Start

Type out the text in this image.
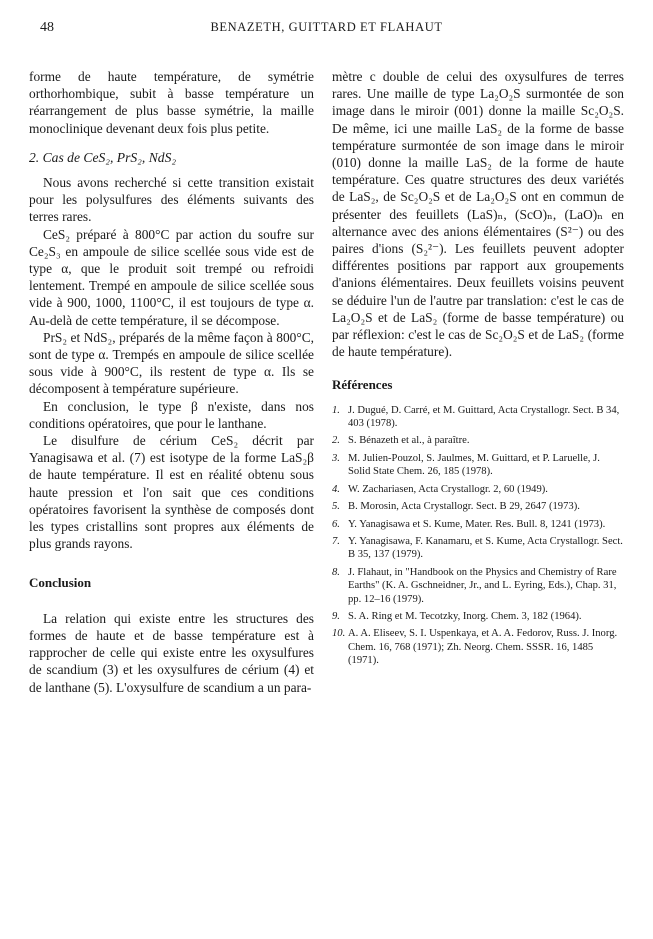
48	BENAZETH, GUITTARD ET FLAHAUT

forme de haute température, de symétrie orthorhombique, subit à basse température un réarrangement de plus basse symétrie, la maille monoclinique devenant deux fois plus petite.

2. Cas de CeS₂, PrS₂, NdS₂

Nous avons recherché si cette transition existait pour les polysulfures des éléments suivants des terres rares.

CeS₂ préparé à 800°C par action du soufre sur Ce₂S₃ en ampoule de silice scellée sous vide est de type α, que le produit soit trempé ou refroidi lentement. Trempé en ampoule de silice scellée sous vide à 900, 1000, 1100°C, il est toujours de type α. Au-delà de cette température, il se décompose.

PrS₂ et NdS₂, préparés de la même façon à 800°C, sont de type α. Trempés en ampoule de silice scellée sous vide à 900°C, ils restent de type α. Ils se décomposent à température supérieure.

En conclusion, le type β n'existe, dans nos conditions opératoires, que pour le lanthane.

Le disulfure de cérium CeS₂ décrit par Yanagisawa et al. (7) est isotype de la forme LaS₂β de haute température. Il est en réalité obtenu sous haute pression et l'on sait que ces conditions opératoires favorisent la synthèse de composés dont les types cristallins sont propres aux éléments de plus grands rayons.

Conclusion

La relation qui existe entre les structures des formes de haute et de basse température est à rapprocher de celle qui existe entre les oxysulfures de scandium (3) et les oxysulfures de cérium (4) et de lanthane (5). L'oxysulfure de scandium a un para-

mètre c double de celui des oxysulfures de terres rares. Une maille de type La₂O₂S surmontée de son image dans le miroir (001) donne la maille Sc₂O₂S. De même, ici une maille LaS₂ de la forme de basse température surmontée de son image dans le miroir (010) donne la maille LaS₂ de la forme de haute température. Ces quatre structures des deux variétés de LaS₂, de Sc₂O₂S et de La₂O₂S ont en commun de présenter des feuillets (LaS)ₙ, (ScO)ₙ, (LaO)ₙ en alternance avec des anions élémentaires (S²⁻) ou des paires d'ions (S₂²⁻). Les feuillets peuvent adopter différentes positions par rapport aux groupements d'anions élémentaires. Deux feuillets voisins peuvent se déduire l'un de l'autre par translation: c'est le cas de La₂O₂S et de LaS₂ (forme de basse température) ou par réflexion: c'est le cas de Sc₂O₂S et de LaS₂ (forme de haute température).

Références

1. J. Dugué, D. Carré, et M. Guittard, Acta Crystallogr. Sect. B 34, 403 (1978).
2. S. Bénazeth et al., à paraître.
3. M. Julien-Pouzol, S. Jaulmes, M. Guittard, et P. Laruelle, J. Solid State Chem. 26, 185 (1978).
4. W. Zachariasen, Acta Crystallogr. 2, 60 (1949).
5. B. Morosin, Acta Crystallogr. Sect. B 29, 2647 (1973).
6. Y. Yanagisawa et S. Kume, Mater. Res. Bull. 8, 1241 (1973).
7. Y. Yanagisawa, F. Kanamaru, et S. Kume, Acta Crystallogr. Sect. B 35, 137 (1979).
8. J. Flahaut, in "Handbook on the Physics and Chemistry of Rare Earths" (K. A. Gschneidner, Jr., and L. Eyring, Eds.), Chap. 31, pp. 12–16 (1979).
9. S. A. Ring et M. Tecotzky, Inorg. Chem. 3, 182 (1964).
10. A. A. Eliseev, S. I. Uspenkaya, et A. A. Fedorov, Russ. J. Inorg. Chem. 16, 768 (1971); Zh. Neorg. Chem. SSSR. 16, 1485 (1971).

End

Prompt: Report each line in the data that holds the word "Crystallogr".

Written response:
1. J. Dugué, D. Carré, et M. Guittard, Acta Crystallogr. Sect. B 34, 403 (1978).
4. W. Zachariasen, Acta Crystallogr. 2, 60 (1949).
5. B. Morosin, Acta Crystallogr. Sect. B 29, 2647 (1973).
7. Y. Yanagisawa, F. Kanamaru, et S. Kume, Acta Crystallogr. Sect. B 35, 137 (1979).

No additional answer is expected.